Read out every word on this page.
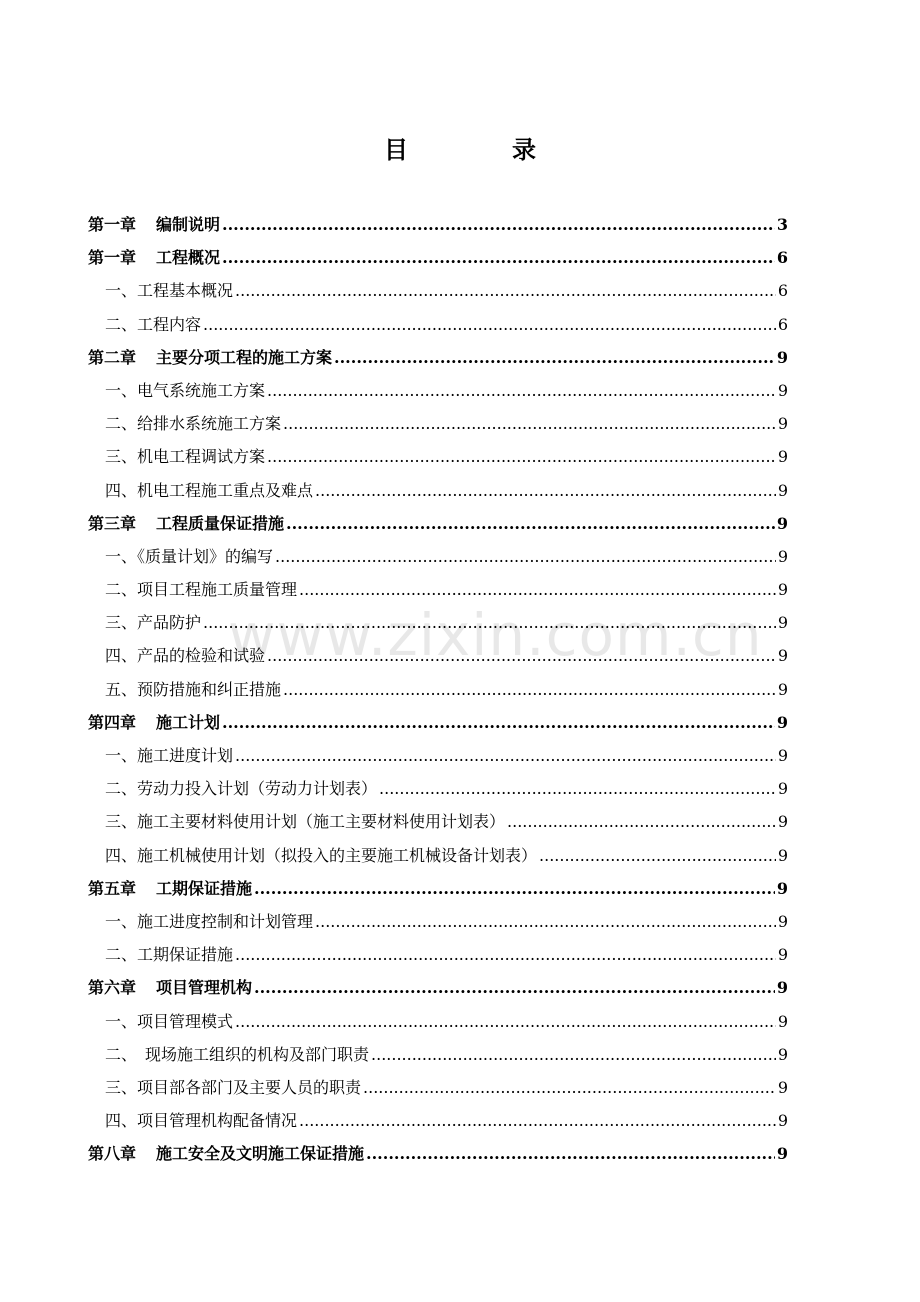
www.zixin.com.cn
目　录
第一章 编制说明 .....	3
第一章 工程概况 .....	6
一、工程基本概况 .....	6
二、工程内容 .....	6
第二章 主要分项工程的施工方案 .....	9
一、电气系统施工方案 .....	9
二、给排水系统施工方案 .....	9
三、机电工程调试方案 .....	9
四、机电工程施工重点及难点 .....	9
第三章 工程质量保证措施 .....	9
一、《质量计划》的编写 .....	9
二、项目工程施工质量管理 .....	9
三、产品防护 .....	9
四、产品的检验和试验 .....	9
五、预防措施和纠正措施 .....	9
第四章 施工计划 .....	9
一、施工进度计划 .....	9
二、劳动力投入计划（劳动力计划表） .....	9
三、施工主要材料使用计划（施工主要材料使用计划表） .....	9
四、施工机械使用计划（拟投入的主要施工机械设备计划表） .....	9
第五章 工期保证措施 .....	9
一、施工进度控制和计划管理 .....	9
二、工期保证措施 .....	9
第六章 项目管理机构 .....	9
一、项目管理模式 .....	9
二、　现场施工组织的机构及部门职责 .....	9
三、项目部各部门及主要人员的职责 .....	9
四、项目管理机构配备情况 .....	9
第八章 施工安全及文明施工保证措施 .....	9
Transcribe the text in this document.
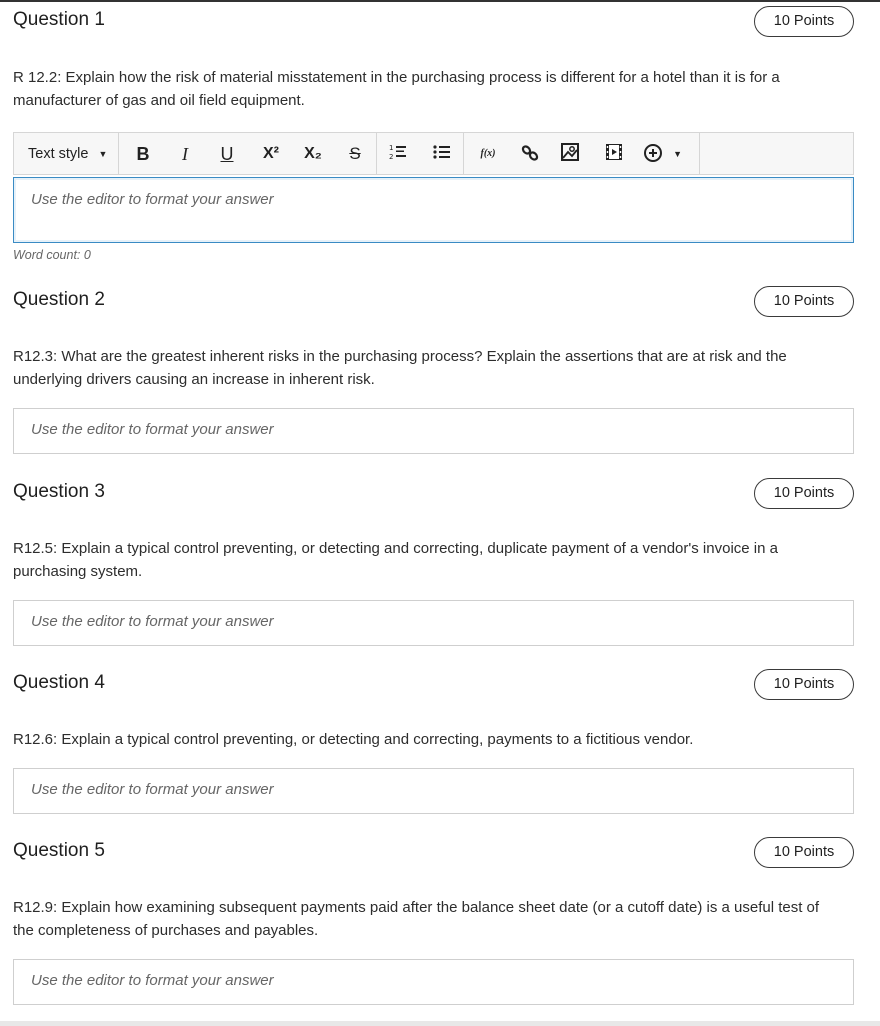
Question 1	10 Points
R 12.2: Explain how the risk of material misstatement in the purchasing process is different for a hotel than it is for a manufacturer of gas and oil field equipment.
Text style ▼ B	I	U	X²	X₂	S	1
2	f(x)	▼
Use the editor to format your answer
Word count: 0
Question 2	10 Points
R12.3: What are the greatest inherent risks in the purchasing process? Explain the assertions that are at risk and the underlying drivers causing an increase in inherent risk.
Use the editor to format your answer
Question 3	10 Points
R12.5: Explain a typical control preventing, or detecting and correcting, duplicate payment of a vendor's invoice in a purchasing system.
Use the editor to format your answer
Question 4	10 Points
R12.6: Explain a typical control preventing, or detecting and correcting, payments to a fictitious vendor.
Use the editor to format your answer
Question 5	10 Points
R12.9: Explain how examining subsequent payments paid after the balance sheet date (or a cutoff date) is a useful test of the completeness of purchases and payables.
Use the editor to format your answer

· · ·

▸ **Task description**: Of the lines above, copy each that contains "purchasing".

▸ **Written reply**:
R 12.2: Explain how the risk of material misstatement in the purchasing process is different for a hotel than it is for a manufacturer of gas and oil field equipment.
R12.3: What are the greatest inherent risks in the purchasing process? Explain the assertions that are at risk and the underlying drivers causing an increase in inherent risk.
R12.5: Explain a typical control preventing, or detecting and correcting, duplicate payment of a vendor's invoice in a purchasing system.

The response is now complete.